_Exercise goal_: Write the data below out exactly as it stands. Do not include the pictures.

━━━━━━━━━━━━━━━━━━━━

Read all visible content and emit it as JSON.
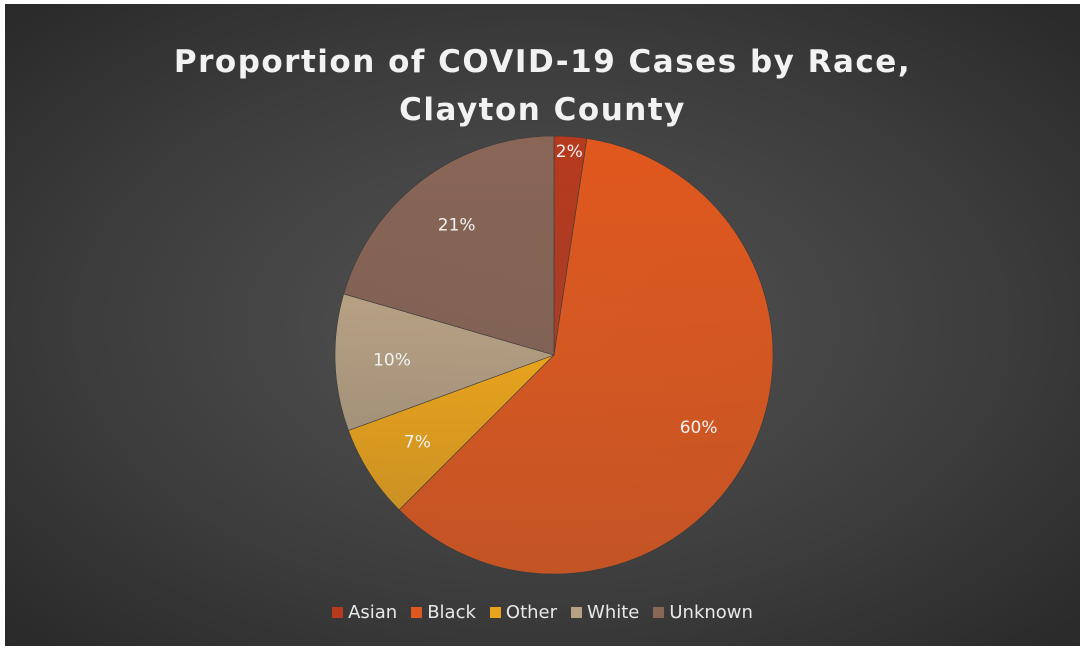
{
  "chart_data": {
    "type": "pie",
    "title": [
      "Proportion of COVID-19 Cases by Race,",
      "Clayton County"
    ],
    "categories": [
      "Asian",
      "Black",
      "Other",
      "White",
      "Unknown"
    ],
    "values": [
      2.4,
      60.1,
      6.9,
      10.1,
      20.5
    ],
    "labels": [
      "2%",
      "60%",
      "7%",
      "10%",
      "21%"
    ],
    "colors": [
      "#b83a1e",
      "#e0581e",
      "#e8a21c",
      "#b7a184",
      "#8a6656"
    ],
    "start_angle_deg": 0,
    "direction": "clockwise",
    "legend_position": "bottom"
  }
}
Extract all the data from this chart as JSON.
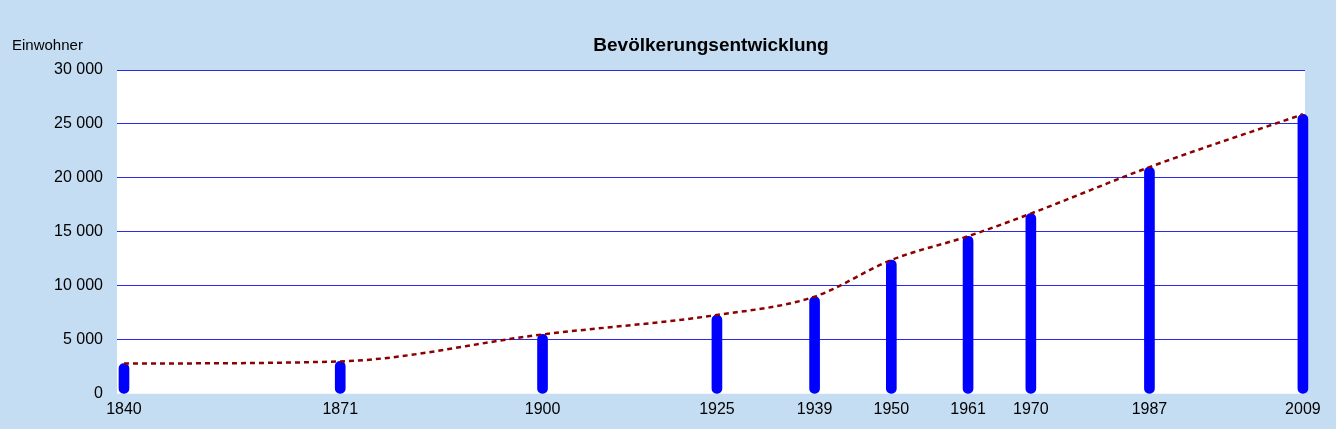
{
  "chart_data": {
    "type": "bar",
    "title": "Bevölkerungsentwicklung",
    "ylabel": "Einwohner",
    "x": [
      1840,
      1871,
      1900,
      1925,
      1939,
      1950,
      1961,
      1970,
      1987,
      2009
    ],
    "series": [
      {
        "color": "#0000ff",
        "values": [
          2800,
          3000,
          5500,
          7300,
          9000,
          12400,
          14600,
          16700,
          21000,
          25900
        ]
      },
      {
        "type": "line",
        "color": "#8b0000",
        "line_style": "dashed",
        "values": [
          2800,
          3000,
          5500,
          7300,
          9000,
          12400,
          14600,
          16700,
          21000,
          25900
        ]
      }
    ],
    "xlim": [
      1839,
      2009.3
    ],
    "xticks": [
      1840,
      1871,
      1900,
      1925,
      1939,
      1950,
      1961,
      1970,
      1987,
      2009
    ],
    "ylim": [
      0,
      30000
    ],
    "yticks": [
      {
        "value": 0,
        "label": "0"
      },
      {
        "value": 5000,
        "label": "5 000"
      },
      {
        "value": 10000,
        "label": "10 000"
      },
      {
        "value": 15000,
        "label": "15 000"
      },
      {
        "value": 20000,
        "label": "20 000"
      },
      {
        "value": 25000,
        "label": "25 000"
      },
      {
        "value": 30000,
        "label": "30 000"
      }
    ],
    "grid": "y"
  }
}
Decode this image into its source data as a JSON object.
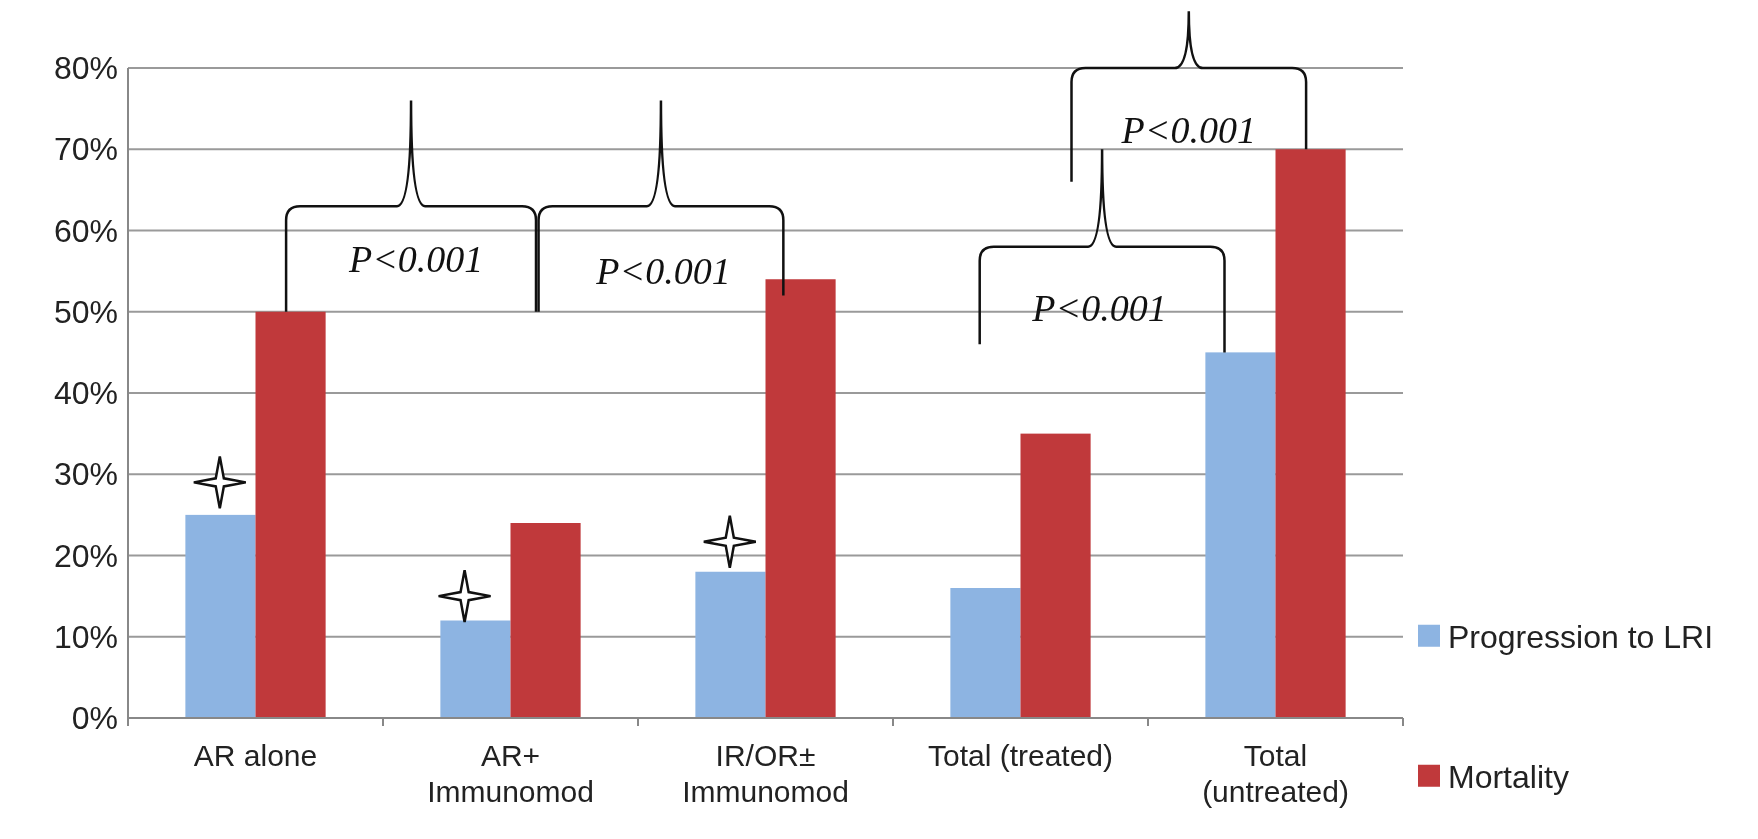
{
  "chart_data": {
    "type": "bar",
    "categories": [
      "AR alone",
      "AR+ Immunomod",
      "IR/OR± Immunomod",
      "Total (treated)",
      "Total (untreated)"
    ],
    "series": [
      {
        "name": "Progression to LRI",
        "color": "#8db4e2",
        "values": [
          25,
          12,
          18,
          16,
          45
        ]
      },
      {
        "name": "Mortality",
        "color": "#c0393b",
        "values": [
          50,
          24,
          54,
          35,
          70
        ]
      }
    ],
    "ylim": [
      0,
      80
    ],
    "yticks": [
      {
        "value": 0,
        "label": "0%"
      },
      {
        "value": 10,
        "label": "10%"
      },
      {
        "value": 20,
        "label": "20%"
      },
      {
        "value": 30,
        "label": "30%"
      },
      {
        "value": 40,
        "label": "40%"
      },
      {
        "value": 50,
        "label": "50%"
      },
      {
        "value": 60,
        "label": "60%"
      },
      {
        "value": 70,
        "label": "70%"
      },
      {
        "value": 80,
        "label": "80%"
      }
    ],
    "grid": "y",
    "legend": "right",
    "annotations": [
      "P<0.001",
      "P<0.001",
      "P<0.001",
      "P<0.001"
    ]
  }
}
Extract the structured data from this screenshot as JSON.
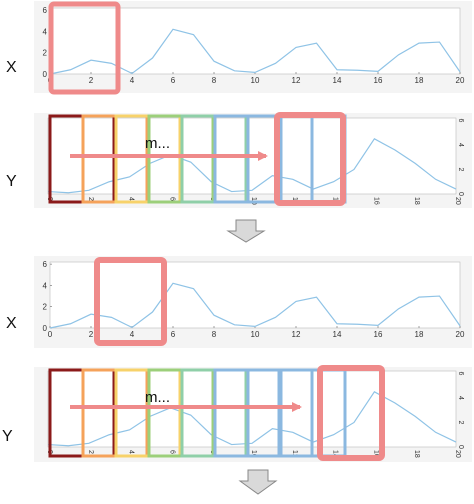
{
  "stage1": {
    "x_label": "X",
    "y_label": "Y",
    "motif_label": "m..."
  },
  "stage2": {
    "x_label": "X",
    "y_label": "Y",
    "motif_label": "m..."
  },
  "x_ticks": [
    "0",
    "2",
    "4",
    "6",
    "8",
    "10",
    "12",
    "14",
    "16",
    "18",
    "20"
  ],
  "y_ticks": [
    "0",
    "2",
    "4",
    "6"
  ],
  "colors": {
    "series": "#8fc3e6",
    "highlight": "#ef8a8a",
    "arrow": "#ef8a8a",
    "windows": [
      "#8b1a1a",
      "#f5a25a",
      "#f7d26a",
      "#9ccf7a",
      "#8fcfa8",
      "#8bb8e0",
      "#8bb8e0",
      "#8bb8e0"
    ],
    "down_arrow": "#d9d9d9"
  },
  "chart_data": [
    {
      "type": "line",
      "name": "X",
      "x": [
        0,
        1,
        2,
        3,
        4,
        5,
        6,
        7,
        8,
        9,
        10,
        11,
        12,
        13,
        14,
        15,
        16,
        17,
        18,
        19,
        20
      ],
      "y": [
        0,
        0.4,
        1.3,
        1.0,
        0.05,
        1.5,
        4.2,
        3.7,
        1.2,
        0.3,
        0.15,
        1.0,
        2.5,
        2.9,
        0.4,
        0.35,
        0.25,
        1.8,
        2.9,
        3.0,
        0.2
      ],
      "xlim": [
        0,
        20
      ],
      "ylim": [
        0,
        6.2
      ]
    },
    {
      "type": "line",
      "name": "Y",
      "x": [
        0,
        1,
        2,
        3,
        4,
        5,
        6,
        7,
        8,
        9,
        10,
        11,
        12,
        13,
        14,
        15,
        16,
        17,
        18,
        19,
        20
      ],
      "y": [
        0.2,
        0.1,
        0.3,
        1.0,
        1.4,
        2.5,
        3.2,
        2.6,
        1.0,
        0.2,
        0.3,
        1.5,
        1.2,
        0.4,
        1.0,
        2.0,
        4.5,
        3.6,
        2.5,
        1.2,
        0.4
      ],
      "xlim": [
        0,
        20
      ],
      "ylim": [
        0,
        6.2
      ]
    }
  ]
}
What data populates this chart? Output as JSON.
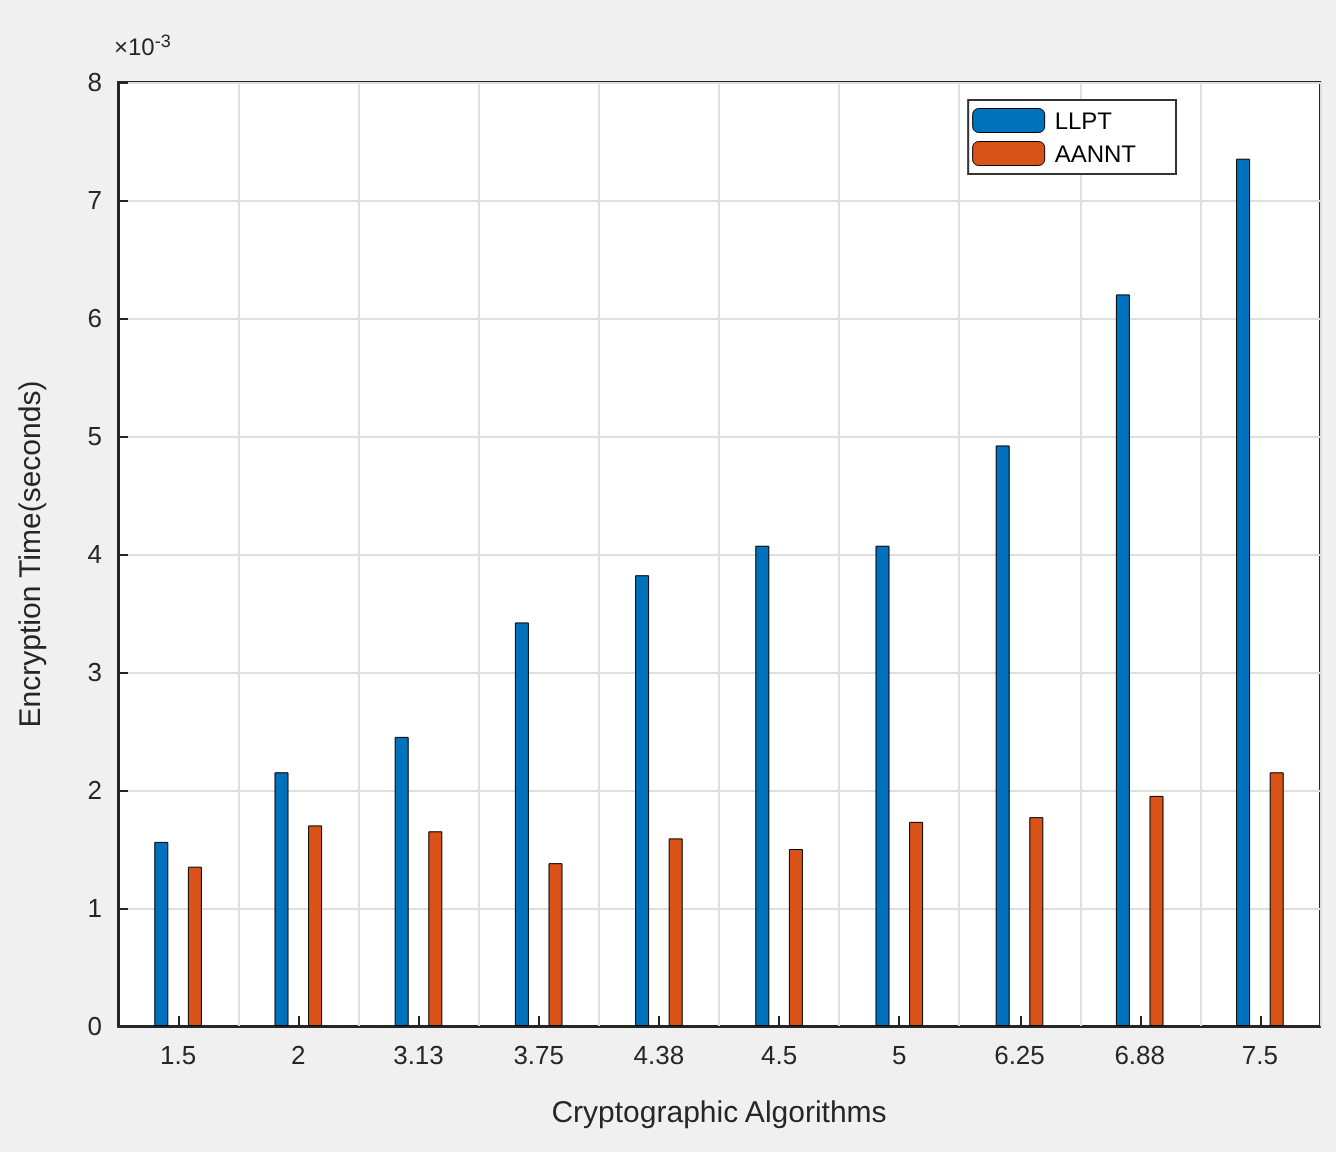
{
  "chart_data": {
    "type": "bar",
    "xlabel": "Cryptographic Algorithms",
    "ylabel": "Encryption Time(seconds)",
    "annotations": [
      "×10$^{-3}$"
    ],
    "categories": [
      "1.5",
      "2",
      "3.13",
      "3.75",
      "4.38",
      "4.5",
      "5",
      "6.25",
      "6.88",
      "7.5"
    ],
    "series": [
      {
        "name": "LLPT",
        "color": "#0072bd",
        "values": [
          1.56,
          2.15,
          2.45,
          3.42,
          3.82,
          4.07,
          4.07,
          4.92,
          6.2,
          7.35
        ]
      },
      {
        "name": "AANNT",
        "color": "#d95319",
        "values": [
          1.35,
          1.7,
          1.65,
          1.38,
          1.59,
          1.5,
          1.73,
          1.77,
          1.95,
          2.15
        ]
      }
    ],
    "ylim": [
      0,
      8
    ],
    "yticks": [
      0,
      1,
      2,
      3,
      4,
      5,
      6,
      7,
      8
    ],
    "grid": true,
    "legend": "top right"
  }
}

━━━━━━━━━━━━━━━━━━━━

_Full answer_:
Read all visible content and emit it as JSON.
{
  "chart_data": {
    "type": "pie",
    "title": [
      "Proportion of COVID-19 Cases by Race,",
      "Clayton County"
    ],
    "categories": [
      "Asian",
      "Black",
      "Other",
      "White",
      "Unknown"
    ],
    "values": [
      2.4,
      60.1,
      6.9,
      10.1,
      20.5
    ],
    "labels": [
      "2%",
      "60%",
      "7%",
      "10%",
      "21%"
    ],
    "colors": [
      "#b83a1e",
      "#e0581e",
      "#e8a21c",
      "#b7a184",
      "#8a6656"
    ],
    "start_angle_deg": 0,
    "direction": "clockwise",
    "legend_position": "bottom"
  }
}
Extract all the data from this chart as JSON.
{
  "chart_data": {
    "type": "bar",
    "title": "Bevölkerungsentwicklung",
    "ylabel": "Einwohner",
    "x": [
      1840,
      1871,
      1900,
      1925,
      1939,
      1950,
      1961,
      1970,
      1987,
      2009
    ],
    "series": [
      {
        "color": "#0000ff",
        "values": [
          2800,
          3000,
          5500,
          7300,
          9000,
          12400,
          14600,
          16700,
          21000,
          25900
        ]
      },
      {
        "type": "line",
        "color": "#8b0000",
        "line_style": "dashed",
        "values": [
          2800,
          3000,
          5500,
          7300,
          9000,
          12400,
          14600,
          16700,
          21000,
          25900
        ]
      }
    ],
    "xlim": [
      1839,
      2009.3
    ],
    "xticks": [
      1840,
      1871,
      1900,
      1925,
      1939,
      1950,
      1961,
      1970,
      1987,
      2009
    ],
    "ylim": [
      0,
      30000
    ],
    "yticks": [
      {
        "value": 0,
        "label": "0"
      },
      {
        "value": 5000,
        "label": "5 000"
      },
      {
        "value": 10000,
        "label": "10 000"
      },
      {
        "value": 15000,
        "label": "15 000"
      },
      {
        "value": 20000,
        "label": "20 000"
      },
      {
        "value": 25000,
        "label": "25 000"
      },
      {
        "value": 30000,
        "label": "30 000"
      }
    ],
    "grid": "y"
  }
}
Decode this image into its source data as a JSON object.
{
  "chart_data": {
    "type": "bar",
    "categories": [
      "AR alone",
      "AR+ Immunomod",
      "IR/OR± Immunomod",
      "Total (treated)",
      "Total (untreated)"
    ],
    "series": [
      {
        "name": "Progression to LRI",
        "color": "#8db4e2",
        "values": [
          25,
          12,
          18,
          16,
          45
        ]
      },
      {
        "name": "Mortality",
        "color": "#c0393b",
        "values": [
          50,
          24,
          54,
          35,
          70
        ]
      }
    ],
    "ylim": [
      0,
      80
    ],
    "yticks": [
      {
        "value": 0,
        "label": "0%"
      },
      {
        "value": 10,
        "label": "10%"
      },
      {
        "value": 20,
        "label": "20%"
      },
      {
        "value": 30,
        "label": "30%"
      },
      {
        "value": 40,
        "label": "40%"
      },
      {
        "value": 50,
        "label": "50%"
      },
      {
        "value": 60,
        "label": "60%"
      },
      {
        "value": 70,
        "label": "70%"
      },
      {
        "value": 80,
        "label": "80%"
      }
    ],
    "grid": "y",
    "legend": "right",
    "annotations": [
      "P<0.001",
      "P<0.001",
      "P<0.001",
      "P<0.001"
    ]
  }
}
Extract the structured data from this screenshot as JSON.
{
  "stage1": {
    "x_label": "X",
    "y_label": "Y",
    "motif_label": "m..."
  },
  "stage2": {
    "x_label": "X",
    "y_label": "Y",
    "motif_label": "m..."
  },
  "x_ticks": [
    "0",
    "2",
    "4",
    "6",
    "8",
    "10",
    "12",
    "14",
    "16",
    "18",
    "20"
  ],
  "y_ticks": [
    "0",
    "2",
    "4",
    "6"
  ],
  "colors": {
    "series": "#8fc3e6",
    "highlight": "#ef8a8a",
    "arrow": "#ef8a8a",
    "windows": [
      "#8b1a1a",
      "#f5a25a",
      "#f7d26a",
      "#9ccf7a",
      "#8fcfa8",
      "#8bb8e0",
      "#8bb8e0",
      "#8bb8e0"
    ],
    "down_arrow": "#d9d9d9"
  },
  "chart_data": [
    {
      "type": "line",
      "name": "X",
      "x": [
        0,
        1,
        2,
        3,
        4,
        5,
        6,
        7,
        8,
        9,
        10,
        11,
        12,
        13,
        14,
        15,
        16,
        17,
        18,
        19,
        20
      ],
      "y": [
        0,
        0.4,
        1.3,
        1.0,
        0.05,
        1.5,
        4.2,
        3.7,
        1.2,
        0.3,
        0.15,
        1.0,
        2.5,
        2.9,
        0.4,
        0.35,
        0.25,
        1.8,
        2.9,
        3.0,
        0.2
      ],
      "xlim": [
        0,
        20
      ],
      "ylim": [
        0,
        6.2
      ]
    },
    {
      "type": "line",
      "name": "Y",
      "x": [
        0,
        1,
        2,
        3,
        4,
        5,
        6,
        7,
        8,
        9,
        10,
        11,
        12,
        13,
        14,
        15,
        16,
        17,
        18,
        19,
        20
      ],
      "y": [
        0.2,
        0.1,
        0.3,
        1.0,
        1.4,
        2.5,
        3.2,
        2.6,
        1.0,
        0.2,
        0.3,
        1.5,
        1.2,
        0.4,
        1.0,
        2.0,
        4.5,
        3.6,
        2.5,
        1.2,
        0.4
      ],
      "xlim": [
        0,
        20
      ],
      "ylim": [
        0,
        6.2
      ]
    }
  ]
}
What data populates this chart? Output as JSON.
{
  "chart_data": {
    "type": "bar",
    "xlabel": "Cryptographic Algorithms",
    "ylabel": "Encryption Time(seconds)",
    "annotations": [
      "×10$^{-3}$"
    ],
    "categories": [
      "1.5",
      "2",
      "3.13",
      "3.75",
      "4.38",
      "4.5",
      "5",
      "6.25",
      "6.88",
      "7.5"
    ],
    "series": [
      {
        "name": "LLPT",
        "color": "#0072bd",
        "values": [
          1.56,
          2.15,
          2.45,
          3.42,
          3.82,
          4.07,
          4.07,
          4.92,
          6.2,
          7.35
        ]
      },
      {
        "name": "AANNT",
        "color": "#d95319",
        "values": [
          1.35,
          1.7,
          1.65,
          1.38,
          1.59,
          1.5,
          1.73,
          1.77,
          1.95,
          2.15
        ]
      }
    ],
    "ylim": [
      0,
      8
    ],
    "yticks": [
      0,
      1,
      2,
      3,
      4,
      5,
      6,
      7,
      8
    ],
    "grid": true,
    "legend": "top right"
  }
}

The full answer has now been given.